*Given request*.
Without including any pictures, write out all the entries exactly.

*Records for the task*.
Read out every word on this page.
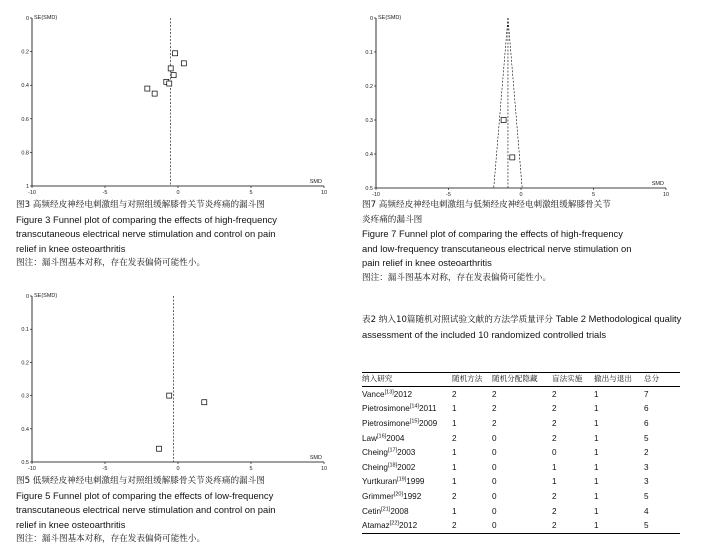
0
0.2
0.4
0.6
0.8
1
-10	-5	0	5	10
SE(SMD)
SMD
图3 高频经皮神经电刺激组与对照组缓解膝骨关节炎疼痛的漏斗图
Figure 3 Funnel plot of comparing the effects of high-frequency
transcutaneous electrical nerve stimulation and control on pain
relief in knee osteoarthritis
图注：漏斗图基本对称，存在发表偏倚可能性小。
0
0.1
0.2
0.3
0.4
0.5
-10	-5	0	5	10
SE(SMD)
SMD
图5 低频经皮神经电刺激组与对照组缓解膝骨关节炎疼痛的漏斗图
Figure 5 Funnel plot of comparing the effects of low-frequency
transcutaneous electrical nerve stimulation and control on pain
relief in knee osteoarthritis
图注：漏斗图基本对称，存在发表偏倚可能性小。
0
0.1
0.2
0.3
0.4
0.5
-10	-5	0	5	10
SE(SMD)
SMD
图7 高频经皮神经电刺激组与低频经皮神经电刺激组缓解膝骨关节
炎疼痛的漏斗图
Figure 7 Funnel plot of comparing the effects of high-frequency
and low-frequency transcutaneous electrical nerve stimulation on
pain relief in knee osteoarthritis
图注：漏斗图基本对称，存在发表偏倚可能性小。
表2 纳入10篇随机对照试验文献的方法学质量评分 Table 2 Methodological quality assessment of the included 10 randomized controlled trials
纳入研究	随机方法	随机分配隐藏	盲法实施	撤出与退出	总分
Vance[13]2012	2	2	2	1	7
Pietrosimone[14]2011	1	2	2	1	6
Pietrosimone[15]2009	1	2	2	1	6
Law[16]2004	2	0	2	1	5
Cheing[17]2003	1	0	0	1	2
Cheing[18]2002	1	0	1	1	3
Yurtkuran[19]1999	1	0	1	1	3
Grimmer[20]1992	2	0	2	1	5
Cetin[21]2008	1	0	2	1	4
Atamaz[22]2012	2	0	2	1	5
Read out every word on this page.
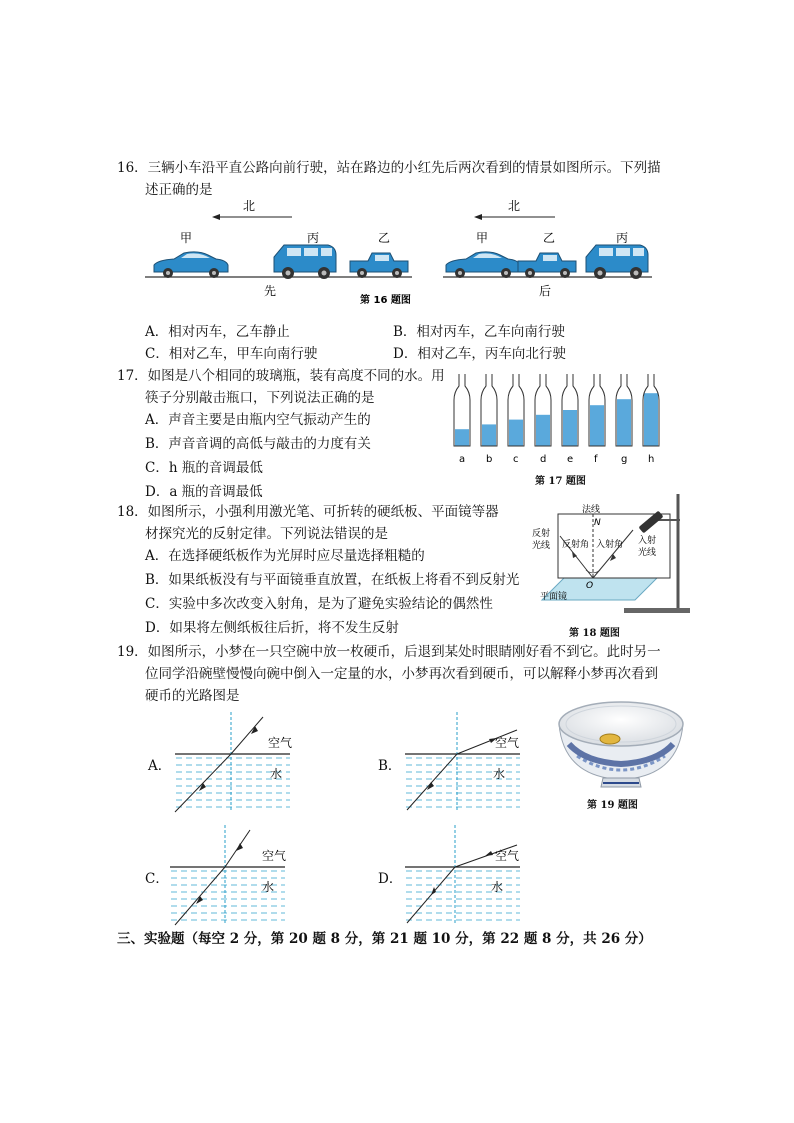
16．三辆小车沿平直公路向前行驶，站在路边的小红先后两次看到的情景如图所示。下列描
述正确的是
北	北
甲	丙	乙	甲	乙	丙
先	后
第 16 题图
A．相对丙车，乙车静止	B．相对丙车，乙车向南行驶
C．相对乙车，甲车向南行驶	D．相对乙车，丙车向北行驶
17．如图是八个相同的玻璃瓶，装有高度不同的水。用
筷子分别敲击瓶口，下列说法正确的是
A．声音主要是由瓶内空气振动产生的
B．声音音调的高低与敲击的力度有关
C．h 瓶的音调最低
D．a 瓶的音调最低
a b c d e f g h
第 17 题图
18．如图所示，小强利用激光笔、可折转的硬纸板、平面镜等器
材探究光的反射定律。下列说法错误的是
A．在选择硬纸板作为光屏时应尽量选择粗糙的
B．如果纸板没有与平面镜垂直放置，在纸板上将看不到反射光
C．实验中多次改变入射角，是为了避免实验结论的偶然性
D．如果将左侧纸板往后折，将不发生反射
法线
N
反射
光线 反射角 入射角 入射
光线
O
平面镜
第 18 题图
19．如图所示，小梦在一只空碗中放一枚硬币，后退到某处时眼睛刚好看不到它。此时另一
位同学沿碗壁慢慢向碗中倒入一定量的水，小梦再次看到硬币，可以解释小梦再次看到
硬币的光路图是
A．
空气
水	B．
空气
水
C．
空气
水	D．
空气
水
第 19 题图
三、实验题（每空 2 分，第 20 题 8 分，第 21 题 10 分，第 22 题 8 分，共 26 分）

*Result of the task*.
Read out every word on this page.
0
0.2
0.4
0.6
0.8
1
-10	-5	0	5	10
SE(SMD)
SMD
图3 高频经皮神经电刺激组与对照组缓解膝骨关节炎疼痛的漏斗图
Figure 3 Funnel plot of comparing the effects of high-frequency
transcutaneous electrical nerve stimulation and control on pain
relief in knee osteoarthritis
图注：漏斗图基本对称，存在发表偏倚可能性小。
0
0.1
0.2
0.3
0.4
0.5
-10	-5	0	5	10
SE(SMD)
SMD
图5 低频经皮神经电刺激组与对照组缓解膝骨关节炎疼痛的漏斗图
Figure 5 Funnel plot of comparing the effects of low-frequency
transcutaneous electrical nerve stimulation and control on pain
relief in knee osteoarthritis
图注：漏斗图基本对称，存在发表偏倚可能性小。
0
0.1
0.2
0.3
0.4
0.5
-10	-5	0	5	10
SE(SMD)
SMD
图7 高频经皮神经电刺激组与低频经皮神经电刺激组缓解膝骨关节
炎疼痛的漏斗图
Figure 7 Funnel plot of comparing the effects of high-frequency
and low-frequency transcutaneous electrical nerve stimulation on
pain relief in knee osteoarthritis
图注：漏斗图基本对称，存在发表偏倚可能性小。
表2 纳入10篇随机对照试验文献的方法学质量评分 Table 2 Methodological quality assessment of the included 10 randomized controlled trials
纳入研究	随机方法	随机分配隐藏	盲法实施	撤出与退出	总分
Vance[13]2012	2	2	2	1	7
Pietrosimone[14]2011	1	2	2	1	6
Pietrosimone[15]2009	1	2	2	1	6
Law[16]2004	2	0	2	1	5
Cheing[17]2003	1	0	0	1	2
Cheing[18]2002	1	0	1	1	3
Yurtkuran[19]1999	1	0	1	1	3
Grimmer[20]1992	2	0	2	1	5
Cetin[21]2008	1	0	2	1	4
Atamaz[22]2012	2	0	2	1	5
Read out every word on this page.
16．三辆小车沿平直公路向前行驶，站在路边的小红先后两次看到的情景如图所示。下列描
述正确的是
北	北
甲	丙	乙	甲	乙	丙
先	后
第 16 题图
A．相对丙车，乙车静止	B．相对丙车，乙车向南行驶
C．相对乙车，甲车向南行驶	D．相对乙车，丙车向北行驶
17．如图是八个相同的玻璃瓶，装有高度不同的水。用
筷子分别敲击瓶口，下列说法正确的是
A．声音主要是由瓶内空气振动产生的
B．声音音调的高低与敲击的力度有关
C．h 瓶的音调最低
D．a 瓶的音调最低
a b c d e f g h
第 17 题图
18．如图所示，小强利用激光笔、可折转的硬纸板、平面镜等器
材探究光的反射定律。下列说法错误的是
A．在选择硬纸板作为光屏时应尽量选择粗糙的
B．如果纸板没有与平面镜垂直放置，在纸板上将看不到反射光
C．实验中多次改变入射角，是为了避免实验结论的偶然性
D．如果将左侧纸板往后折，将不发生反射
法线
N
反射
光线 反射角 入射角 入射
光线
O
平面镜
第 18 题图
19．如图所示，小梦在一只空碗中放一枚硬币，后退到某处时眼睛刚好看不到它。此时另一
位同学沿碗壁慢慢向碗中倒入一定量的水，小梦再次看到硬币，可以解释小梦再次看到
硬币的光路图是
A．
空气
水	B．
空气
水
C．
空气
水	D．
空气
水
第 19 题图
三、实验题（每空 2 分，第 20 题 8 分，第 21 题 10 分，第 22 题 8 分，共 26 分）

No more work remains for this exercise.